REQUEST: Each entry below should be reproduced character for character.

Start of THE DATA

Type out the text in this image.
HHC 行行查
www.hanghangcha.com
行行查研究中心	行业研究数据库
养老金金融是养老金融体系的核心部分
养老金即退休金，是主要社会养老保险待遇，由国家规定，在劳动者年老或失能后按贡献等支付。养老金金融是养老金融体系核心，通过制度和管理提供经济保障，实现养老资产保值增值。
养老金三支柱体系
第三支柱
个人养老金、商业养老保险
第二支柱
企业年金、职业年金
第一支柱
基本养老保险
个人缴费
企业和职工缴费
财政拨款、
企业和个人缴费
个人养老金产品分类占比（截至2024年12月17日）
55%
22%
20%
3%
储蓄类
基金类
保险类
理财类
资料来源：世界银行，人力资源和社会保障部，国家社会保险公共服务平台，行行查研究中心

End of THE DATA

SOLUTION TO THIS PROBLEM:
Type out the text in this image.
HHC 行行查
www.hanghangcha.com
行行查研究中心	行业研究数据库
养老金金融是养老金融体系的核心部分
养老金即退休金，是主要社会养老保险待遇，由国家规定，在劳动者年老或失能后按贡献等支付。养老金金融是养老金融体系核心，通过制度和管理提供经济保障，实现养老资产保值增值。
养老金三支柱体系
第三支柱
个人养老金、商业养老保险
第二支柱
企业年金、职业年金
第一支柱
基本养老保险
个人缴费
企业和职工缴费
财政拨款、
企业和个人缴费
个人养老金产品分类占比（截至2024年12月17日）
55%
22%
20%
3%
储蓄类
基金类
保险类
理财类
资料来源：世界银行，人力资源和社会保障部，国家社会保险公共服务平台，行行查研究中心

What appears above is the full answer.